EXERCISE INSTRUCTIONS: Only lines holding the string "having" are wanted; copy each one from the material.

RECORD EXCERPTS:
- - - -

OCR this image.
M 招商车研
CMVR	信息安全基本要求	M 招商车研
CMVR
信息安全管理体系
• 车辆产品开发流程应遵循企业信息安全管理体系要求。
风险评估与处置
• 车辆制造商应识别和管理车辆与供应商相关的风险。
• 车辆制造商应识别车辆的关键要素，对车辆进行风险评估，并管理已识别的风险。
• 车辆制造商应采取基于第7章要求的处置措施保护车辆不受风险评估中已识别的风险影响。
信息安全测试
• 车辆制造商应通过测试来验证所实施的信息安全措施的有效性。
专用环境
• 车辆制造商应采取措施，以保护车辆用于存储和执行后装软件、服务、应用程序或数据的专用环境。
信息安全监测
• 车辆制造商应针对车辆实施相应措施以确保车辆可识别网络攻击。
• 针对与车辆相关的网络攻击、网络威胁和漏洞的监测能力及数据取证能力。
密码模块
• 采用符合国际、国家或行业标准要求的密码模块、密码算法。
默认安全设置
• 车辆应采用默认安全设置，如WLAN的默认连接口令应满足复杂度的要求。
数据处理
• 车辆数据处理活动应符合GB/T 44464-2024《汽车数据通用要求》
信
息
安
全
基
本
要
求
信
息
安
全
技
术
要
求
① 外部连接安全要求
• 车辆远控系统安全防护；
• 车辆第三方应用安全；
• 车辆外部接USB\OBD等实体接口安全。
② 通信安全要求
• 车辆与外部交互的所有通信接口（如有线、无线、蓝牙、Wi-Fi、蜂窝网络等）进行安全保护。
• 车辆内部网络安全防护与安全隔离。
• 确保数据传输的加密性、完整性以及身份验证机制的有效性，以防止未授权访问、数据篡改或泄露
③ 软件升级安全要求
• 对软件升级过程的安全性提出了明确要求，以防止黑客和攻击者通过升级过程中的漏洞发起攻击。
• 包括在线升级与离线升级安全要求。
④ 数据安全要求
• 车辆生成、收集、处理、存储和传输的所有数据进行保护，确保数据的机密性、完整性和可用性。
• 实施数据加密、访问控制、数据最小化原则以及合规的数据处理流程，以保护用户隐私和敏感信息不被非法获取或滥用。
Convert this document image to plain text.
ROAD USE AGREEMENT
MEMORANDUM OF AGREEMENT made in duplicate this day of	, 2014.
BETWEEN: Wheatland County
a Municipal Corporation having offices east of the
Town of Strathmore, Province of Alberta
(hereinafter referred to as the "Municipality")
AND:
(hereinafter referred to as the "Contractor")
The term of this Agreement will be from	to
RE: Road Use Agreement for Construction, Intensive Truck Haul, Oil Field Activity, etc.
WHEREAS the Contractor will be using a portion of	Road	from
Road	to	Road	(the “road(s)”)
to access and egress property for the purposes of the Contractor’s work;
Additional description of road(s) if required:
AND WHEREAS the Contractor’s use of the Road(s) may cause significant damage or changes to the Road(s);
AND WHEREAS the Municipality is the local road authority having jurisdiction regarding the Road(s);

- - - -

TASK OUTPUT:
a Municipal Corporation having offices east of the
AND WHEREAS the Municipality is the local road authority having jurisdiction regarding the Road(s);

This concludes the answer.